§ Figure record listings
------------

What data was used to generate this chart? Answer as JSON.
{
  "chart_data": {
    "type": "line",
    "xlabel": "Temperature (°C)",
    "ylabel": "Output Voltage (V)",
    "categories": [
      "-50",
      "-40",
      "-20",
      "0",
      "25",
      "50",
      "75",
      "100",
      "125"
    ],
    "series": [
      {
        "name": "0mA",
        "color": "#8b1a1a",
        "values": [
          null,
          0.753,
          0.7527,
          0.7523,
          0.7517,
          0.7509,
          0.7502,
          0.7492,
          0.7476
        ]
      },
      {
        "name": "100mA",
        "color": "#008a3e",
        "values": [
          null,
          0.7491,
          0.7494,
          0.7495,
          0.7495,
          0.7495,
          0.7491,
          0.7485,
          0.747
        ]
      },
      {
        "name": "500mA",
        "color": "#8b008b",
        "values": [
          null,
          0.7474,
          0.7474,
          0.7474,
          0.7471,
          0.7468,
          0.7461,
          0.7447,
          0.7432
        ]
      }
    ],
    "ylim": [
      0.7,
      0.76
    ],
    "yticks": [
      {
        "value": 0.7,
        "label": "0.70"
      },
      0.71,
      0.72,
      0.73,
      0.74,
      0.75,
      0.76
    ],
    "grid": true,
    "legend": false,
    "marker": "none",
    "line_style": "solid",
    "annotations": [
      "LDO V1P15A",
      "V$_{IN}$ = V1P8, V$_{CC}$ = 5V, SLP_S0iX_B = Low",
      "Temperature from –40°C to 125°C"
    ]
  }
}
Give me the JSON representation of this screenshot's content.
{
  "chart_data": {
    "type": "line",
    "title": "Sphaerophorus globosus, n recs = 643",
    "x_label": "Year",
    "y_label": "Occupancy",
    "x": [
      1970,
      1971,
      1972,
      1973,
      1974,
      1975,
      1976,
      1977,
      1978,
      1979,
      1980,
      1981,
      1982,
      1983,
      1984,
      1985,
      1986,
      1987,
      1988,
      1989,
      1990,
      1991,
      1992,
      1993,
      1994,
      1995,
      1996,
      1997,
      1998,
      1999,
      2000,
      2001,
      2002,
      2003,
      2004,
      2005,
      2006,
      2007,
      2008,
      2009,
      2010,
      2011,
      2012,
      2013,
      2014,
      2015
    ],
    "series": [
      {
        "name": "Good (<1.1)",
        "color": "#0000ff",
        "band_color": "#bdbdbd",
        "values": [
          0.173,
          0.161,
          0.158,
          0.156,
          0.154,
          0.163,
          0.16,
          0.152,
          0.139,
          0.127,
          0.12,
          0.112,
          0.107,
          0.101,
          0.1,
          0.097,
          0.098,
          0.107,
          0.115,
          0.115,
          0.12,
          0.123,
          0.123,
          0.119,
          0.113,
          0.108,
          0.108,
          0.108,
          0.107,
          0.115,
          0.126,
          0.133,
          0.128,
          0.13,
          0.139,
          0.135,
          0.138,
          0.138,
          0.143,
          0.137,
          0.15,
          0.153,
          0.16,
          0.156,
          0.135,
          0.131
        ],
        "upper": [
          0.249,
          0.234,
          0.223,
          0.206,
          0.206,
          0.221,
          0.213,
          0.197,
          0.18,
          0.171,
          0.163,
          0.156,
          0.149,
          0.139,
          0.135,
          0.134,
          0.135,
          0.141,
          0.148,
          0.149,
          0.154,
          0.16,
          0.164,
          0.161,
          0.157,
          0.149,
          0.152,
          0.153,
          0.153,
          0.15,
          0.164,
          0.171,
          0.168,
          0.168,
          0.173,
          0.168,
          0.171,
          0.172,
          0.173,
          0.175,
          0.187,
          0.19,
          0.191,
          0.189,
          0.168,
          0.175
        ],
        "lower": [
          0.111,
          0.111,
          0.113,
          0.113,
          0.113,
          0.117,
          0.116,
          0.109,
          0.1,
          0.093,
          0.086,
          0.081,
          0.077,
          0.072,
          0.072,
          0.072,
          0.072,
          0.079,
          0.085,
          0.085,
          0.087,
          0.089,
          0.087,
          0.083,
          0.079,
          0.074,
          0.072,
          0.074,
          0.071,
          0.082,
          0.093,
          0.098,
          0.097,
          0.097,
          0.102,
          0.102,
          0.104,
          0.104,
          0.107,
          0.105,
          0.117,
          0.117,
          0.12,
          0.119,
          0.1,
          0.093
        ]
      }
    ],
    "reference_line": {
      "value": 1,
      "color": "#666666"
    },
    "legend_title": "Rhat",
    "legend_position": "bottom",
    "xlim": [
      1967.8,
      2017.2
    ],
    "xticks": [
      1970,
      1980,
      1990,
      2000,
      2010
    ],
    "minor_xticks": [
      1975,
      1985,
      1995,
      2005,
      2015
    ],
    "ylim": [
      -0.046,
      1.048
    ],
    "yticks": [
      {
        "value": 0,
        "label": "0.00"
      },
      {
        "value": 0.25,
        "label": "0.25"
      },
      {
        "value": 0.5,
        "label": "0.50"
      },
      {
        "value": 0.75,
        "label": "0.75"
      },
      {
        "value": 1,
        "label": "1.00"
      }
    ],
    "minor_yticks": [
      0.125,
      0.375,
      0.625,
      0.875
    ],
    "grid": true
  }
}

------------

§ Task details
Set all of the records down again, exactly as they stand.

§ Solution to this problem
What data was used to generate this chart? Answer as JSON.
{
  "chart_data": {
    "type": "line",
    "xlabel": "Temperature (°C)",
    "ylabel": "Output Voltage (V)",
    "categories": [
      "-50",
      "-40",
      "-20",
      "0",
      "25",
      "50",
      "75",
      "100",
      "125"
    ],
    "series": [
      {
        "name": "0mA",
        "color": "#8b1a1a",
        "values": [
          null,
          0.753,
          0.7527,
          0.7523,
          0.7517,
          0.7509,
          0.7502,
          0.7492,
          0.7476
        ]
      },
      {
        "name": "100mA",
        "color": "#008a3e",
        "values": [
          null,
          0.7491,
          0.7494,
          0.7495,
          0.7495,
          0.7495,
          0.7491,
          0.7485,
          0.747
        ]
      },
      {
        "name": "500mA",
        "color": "#8b008b",
        "values": [
          null,
          0.7474,
          0.7474,
          0.7474,
          0.7471,
          0.7468,
          0.7461,
          0.7447,
          0.7432
        ]
      }
    ],
    "ylim": [
      0.7,
      0.76
    ],
    "yticks": [
      {
        "value": 0.7,
        "label": "0.70"
      },
      0.71,
      0.72,
      0.73,
      0.74,
      0.75,
      0.76
    ],
    "grid": true,
    "legend": false,
    "marker": "none",
    "line_style": "solid",
    "annotations": [
      "LDO V1P15A",
      "V$_{IN}$ = V1P8, V$_{CC}$ = 5V, SLP_S0iX_B = Low",
      "Temperature from –40°C to 125°C"
    ]
  }
}
Give me the JSON representation of this screenshot's content.
{
  "chart_data": {
    "type": "line",
    "title": "Sphaerophorus globosus, n recs = 643",
    "x_label": "Year",
    "y_label": "Occupancy",
    "x": [
      1970,
      1971,
      1972,
      1973,
      1974,
      1975,
      1976,
      1977,
      1978,
      1979,
      1980,
      1981,
      1982,
      1983,
      1984,
      1985,
      1986,
      1987,
      1988,
      1989,
      1990,
      1991,
      1992,
      1993,
      1994,
      1995,
      1996,
      1997,
      1998,
      1999,
      2000,
      2001,
      2002,
      2003,
      2004,
      2005,
      2006,
      2007,
      2008,
      2009,
      2010,
      2011,
      2012,
      2013,
      2014,
      2015
    ],
    "series": [
      {
        "name": "Good (<1.1)",
        "color": "#0000ff",
        "band_color": "#bdbdbd",
        "values": [
          0.173,
          0.161,
          0.158,
          0.156,
          0.154,
          0.163,
          0.16,
          0.152,
          0.139,
          0.127,
          0.12,
          0.112,
          0.107,
          0.101,
          0.1,
          0.097,
          0.098,
          0.107,
          0.115,
          0.115,
          0.12,
          0.123,
          0.123,
          0.119,
          0.113,
          0.108,
          0.108,
          0.108,
          0.107,
          0.115,
          0.126,
          0.133,
          0.128,
          0.13,
          0.139,
          0.135,
          0.138,
          0.138,
          0.143,
          0.137,
          0.15,
          0.153,
          0.16,
          0.156,
          0.135,
          0.131
        ],
        "upper": [
          0.249,
          0.234,
          0.223,
          0.206,
          0.206,
          0.221,
          0.213,
          0.197,
          0.18,
          0.171,
          0.163,
          0.156,
          0.149,
          0.139,
          0.135,
          0.134,
          0.135,
          0.141,
          0.148,
          0.149,
          0.154,
          0.16,
          0.164,
          0.161,
          0.157,
          0.149,
          0.152,
          0.153,
          0.153,
          0.15,
          0.164,
          0.171,
          0.168,
          0.168,
          0.173,
          0.168,
          0.171,
          0.172,
          0.173,
          0.175,
          0.187,
          0.19,
          0.191,
          0.189,
          0.168,
          0.175
        ],
        "lower": [
          0.111,
          0.111,
          0.113,
          0.113,
          0.113,
          0.117,
          0.116,
          0.109,
          0.1,
          0.093,
          0.086,
          0.081,
          0.077,
          0.072,
          0.072,
          0.072,
          0.072,
          0.079,
          0.085,
          0.085,
          0.087,
          0.089,
          0.087,
          0.083,
          0.079,
          0.074,
          0.072,
          0.074,
          0.071,
          0.082,
          0.093,
          0.098,
          0.097,
          0.097,
          0.102,
          0.102,
          0.104,
          0.104,
          0.107,
          0.105,
          0.117,
          0.117,
          0.12,
          0.119,
          0.1,
          0.093
        ]
      }
    ],
    "reference_line": {
      "value": 1,
      "color": "#666666"
    },
    "legend_title": "Rhat",
    "legend_position": "bottom",
    "xlim": [
      1967.8,
      2017.2
    ],
    "xticks": [
      1970,
      1980,
      1990,
      2000,
      2010
    ],
    "minor_xticks": [
      1975,
      1985,
      1995,
      2005,
      2015
    ],
    "ylim": [
      -0.046,
      1.048
    ],
    "yticks": [
      {
        "value": 0,
        "label": "0.00"
      },
      {
        "value": 0.25,
        "label": "0.25"
      },
      {
        "value": 0.5,
        "label": "0.50"
      },
      {
        "value": 0.75,
        "label": "0.75"
      },
      {
        "value": 1,
        "label": "1.00"
      }
    ],
    "minor_yticks": [
      0.125,
      0.375,
      0.625,
      0.875
    ],
    "grid": true
  }
}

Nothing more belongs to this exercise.